*Assigned task*. In full and without alteration, write out the lines below.

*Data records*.
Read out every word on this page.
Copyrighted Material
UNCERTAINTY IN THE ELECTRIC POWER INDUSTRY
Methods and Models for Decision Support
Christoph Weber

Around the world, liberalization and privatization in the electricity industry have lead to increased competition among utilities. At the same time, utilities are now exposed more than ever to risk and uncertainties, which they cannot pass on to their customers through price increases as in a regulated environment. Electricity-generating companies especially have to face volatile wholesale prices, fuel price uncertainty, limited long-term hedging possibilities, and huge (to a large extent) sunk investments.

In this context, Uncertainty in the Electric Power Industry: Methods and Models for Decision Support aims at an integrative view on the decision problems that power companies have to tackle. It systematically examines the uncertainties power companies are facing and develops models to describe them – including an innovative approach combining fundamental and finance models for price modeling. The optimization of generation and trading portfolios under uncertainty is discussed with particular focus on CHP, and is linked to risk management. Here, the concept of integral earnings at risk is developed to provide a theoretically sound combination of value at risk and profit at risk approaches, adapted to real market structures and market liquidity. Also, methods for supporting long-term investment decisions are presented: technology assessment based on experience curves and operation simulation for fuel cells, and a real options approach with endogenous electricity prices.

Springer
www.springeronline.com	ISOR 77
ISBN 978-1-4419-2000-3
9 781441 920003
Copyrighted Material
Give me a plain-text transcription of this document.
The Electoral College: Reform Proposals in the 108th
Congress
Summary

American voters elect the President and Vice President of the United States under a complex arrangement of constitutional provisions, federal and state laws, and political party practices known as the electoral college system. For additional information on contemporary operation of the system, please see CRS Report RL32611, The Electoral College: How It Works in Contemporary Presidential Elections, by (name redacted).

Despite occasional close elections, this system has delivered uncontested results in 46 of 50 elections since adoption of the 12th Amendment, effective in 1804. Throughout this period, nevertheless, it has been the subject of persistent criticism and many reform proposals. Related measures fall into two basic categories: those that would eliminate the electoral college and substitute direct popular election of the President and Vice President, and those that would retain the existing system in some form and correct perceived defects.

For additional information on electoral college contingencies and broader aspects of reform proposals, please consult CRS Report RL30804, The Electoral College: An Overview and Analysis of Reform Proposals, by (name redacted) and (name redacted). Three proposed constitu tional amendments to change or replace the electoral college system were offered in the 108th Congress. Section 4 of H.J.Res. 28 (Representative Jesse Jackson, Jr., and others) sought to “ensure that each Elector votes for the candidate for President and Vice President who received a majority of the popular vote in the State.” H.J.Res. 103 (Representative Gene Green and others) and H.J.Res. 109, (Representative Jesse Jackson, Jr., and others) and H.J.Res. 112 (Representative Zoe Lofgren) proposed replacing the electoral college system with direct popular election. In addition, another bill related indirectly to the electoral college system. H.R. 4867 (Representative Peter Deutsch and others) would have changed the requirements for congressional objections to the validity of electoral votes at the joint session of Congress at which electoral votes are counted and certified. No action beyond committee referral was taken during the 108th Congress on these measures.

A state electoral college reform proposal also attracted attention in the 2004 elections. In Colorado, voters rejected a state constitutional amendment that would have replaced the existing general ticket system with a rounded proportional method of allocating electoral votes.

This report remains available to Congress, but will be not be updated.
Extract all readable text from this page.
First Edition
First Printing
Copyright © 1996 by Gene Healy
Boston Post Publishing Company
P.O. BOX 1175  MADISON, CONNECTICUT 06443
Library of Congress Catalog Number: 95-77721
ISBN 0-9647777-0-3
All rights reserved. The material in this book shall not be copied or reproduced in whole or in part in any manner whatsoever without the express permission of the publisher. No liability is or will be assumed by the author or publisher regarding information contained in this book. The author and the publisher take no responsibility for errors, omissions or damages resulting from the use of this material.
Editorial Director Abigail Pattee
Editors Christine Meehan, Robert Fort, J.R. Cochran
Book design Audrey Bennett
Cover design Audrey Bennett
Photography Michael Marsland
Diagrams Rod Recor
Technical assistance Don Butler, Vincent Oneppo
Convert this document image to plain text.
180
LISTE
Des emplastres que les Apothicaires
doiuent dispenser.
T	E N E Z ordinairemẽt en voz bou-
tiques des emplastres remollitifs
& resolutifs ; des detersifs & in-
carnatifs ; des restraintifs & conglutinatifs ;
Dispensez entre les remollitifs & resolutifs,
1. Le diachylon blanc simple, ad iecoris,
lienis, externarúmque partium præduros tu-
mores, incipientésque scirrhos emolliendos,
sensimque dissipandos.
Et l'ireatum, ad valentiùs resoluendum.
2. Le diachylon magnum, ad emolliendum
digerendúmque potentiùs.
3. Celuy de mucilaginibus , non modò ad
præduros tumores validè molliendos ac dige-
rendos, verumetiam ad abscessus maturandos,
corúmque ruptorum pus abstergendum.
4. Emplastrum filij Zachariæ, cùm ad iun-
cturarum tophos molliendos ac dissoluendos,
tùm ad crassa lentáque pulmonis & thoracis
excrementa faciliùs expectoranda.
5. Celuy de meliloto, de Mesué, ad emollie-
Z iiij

*Answer space*.
Read out every word on this page.
Copyrighted Material
UNCERTAINTY IN THE ELECTRIC POWER INDUSTRY
Methods and Models for Decision Support
Christoph Weber

Around the world, liberalization and privatization in the electricity industry have lead to increased competition among utilities. At the same time, utilities are now exposed more than ever to risk and uncertainties, which they cannot pass on to their customers through price increases as in a regulated environment. Electricity-generating companies especially have to face volatile wholesale prices, fuel price uncertainty, limited long-term hedging possibilities, and huge (to a large extent) sunk investments.

In this context, Uncertainty in the Electric Power Industry: Methods and Models for Decision Support aims at an integrative view on the decision problems that power companies have to tackle. It systematically examines the uncertainties power companies are facing and develops models to describe them – including an innovative approach combining fundamental and finance models for price modeling. The optimization of generation and trading portfolios under uncertainty is discussed with particular focus on CHP, and is linked to risk management. Here, the concept of integral earnings at risk is developed to provide a theoretically sound combination of value at risk and profit at risk approaches, adapted to real market structures and market liquidity. Also, methods for supporting long-term investment decisions are presented: technology assessment based on experience curves and operation simulation for fuel cells, and a real options approach with endogenous electricity prices.

Springer
www.springeronline.com	ISOR 77
ISBN 978-1-4419-2000-3
9 781441 920003
Copyrighted Material
Give me a plain-text transcription of this document.
The Electoral College: Reform Proposals in the 108th
Congress
Summary

American voters elect the President and Vice President of the United States under a complex arrangement of constitutional provisions, federal and state laws, and political party practices known as the electoral college system. For additional information on contemporary operation of the system, please see CRS Report RL32611, The Electoral College: How It Works in Contemporary Presidential Elections, by (name redacted).

Despite occasional close elections, this system has delivered uncontested results in 46 of 50 elections since adoption of the 12th Amendment, effective in 1804. Throughout this period, nevertheless, it has been the subject of persistent criticism and many reform proposals. Related measures fall into two basic categories: those that would eliminate the electoral college and substitute direct popular election of the President and Vice President, and those that would retain the existing system in some form and correct perceived defects.

For additional information on electoral college contingencies and broader aspects of reform proposals, please consult CRS Report RL30804, The Electoral College: An Overview and Analysis of Reform Proposals, by (name redacted) and (name redacted). Three proposed constitu tional amendments to change or replace the electoral college system were offered in the 108th Congress. Section 4 of H.J.Res. 28 (Representative Jesse Jackson, Jr., and others) sought to “ensure that each Elector votes for the candidate for President and Vice President who received a majority of the popular vote in the State.” H.J.Res. 103 (Representative Gene Green and others) and H.J.Res. 109, (Representative Jesse Jackson, Jr., and others) and H.J.Res. 112 (Representative Zoe Lofgren) proposed replacing the electoral college system with direct popular election. In addition, another bill related indirectly to the electoral college system. H.R. 4867 (Representative Peter Deutsch and others) would have changed the requirements for congressional objections to the validity of electoral votes at the joint session of Congress at which electoral votes are counted and certified. No action beyond committee referral was taken during the 108th Congress on these measures.

A state electoral college reform proposal also attracted attention in the 2004 elections. In Colorado, voters rejected a state constitutional amendment that would have replaced the existing general ticket system with a rounded proportional method of allocating electoral votes.

This report remains available to Congress, but will be not be updated.
Extract all readable text from this page.
First Edition
First Printing
Copyright © 1996 by Gene Healy
Boston Post Publishing Company
P.O. BOX 1175  MADISON, CONNECTICUT 06443
Library of Congress Catalog Number: 95-77721
ISBN 0-9647777-0-3
All rights reserved. The material in this book shall not be copied or reproduced in whole or in part in any manner whatsoever without the express permission of the publisher. No liability is or will be assumed by the author or publisher regarding information contained in this book. The author and the publisher take no responsibility for errors, omissions or damages resulting from the use of this material.
Editorial Director Abigail Pattee
Editors Christine Meehan, Robert Fort, J.R. Cochran
Book design Audrey Bennett
Cover design Audrey Bennett
Photography Michael Marsland
Diagrams Rod Recor
Technical assistance Don Butler, Vincent Oneppo
Convert this document image to plain text.
180
LISTE
Des emplastres que les Apothicaires
doiuent dispenser.
T	E N E Z ordinairemẽt en voz bou-
tiques des emplastres remollitifs
& resolutifs ; des detersifs & in-
carnatifs ; des restraintifs & conglutinatifs ;
Dispensez entre les remollitifs & resolutifs,
1. Le diachylon blanc simple, ad iecoris,
lienis, externarúmque partium præduros tu-
mores, incipientésque scirrhos emolliendos,
sensimque dissipandos.
Et l'ireatum, ad valentiùs resoluendum.
2. Le diachylon magnum, ad emolliendum
digerendúmque potentiùs.
3. Celuy de mucilaginibus , non modò ad
præduros tumores validè molliendos ac dige-
rendos, verumetiam ad abscessus maturandos,
corúmque ruptorum pus abstergendum.
4. Emplastrum filij Zachariæ, cùm ad iun-
cturarum tophos molliendos ac dissoluendos,
tùm ad crassa lentáque pulmonis & thoracis
excrementa faciliùs expectoranda.
5. Celuy de meliloto, de Mesué, ad emollie-
Z iiij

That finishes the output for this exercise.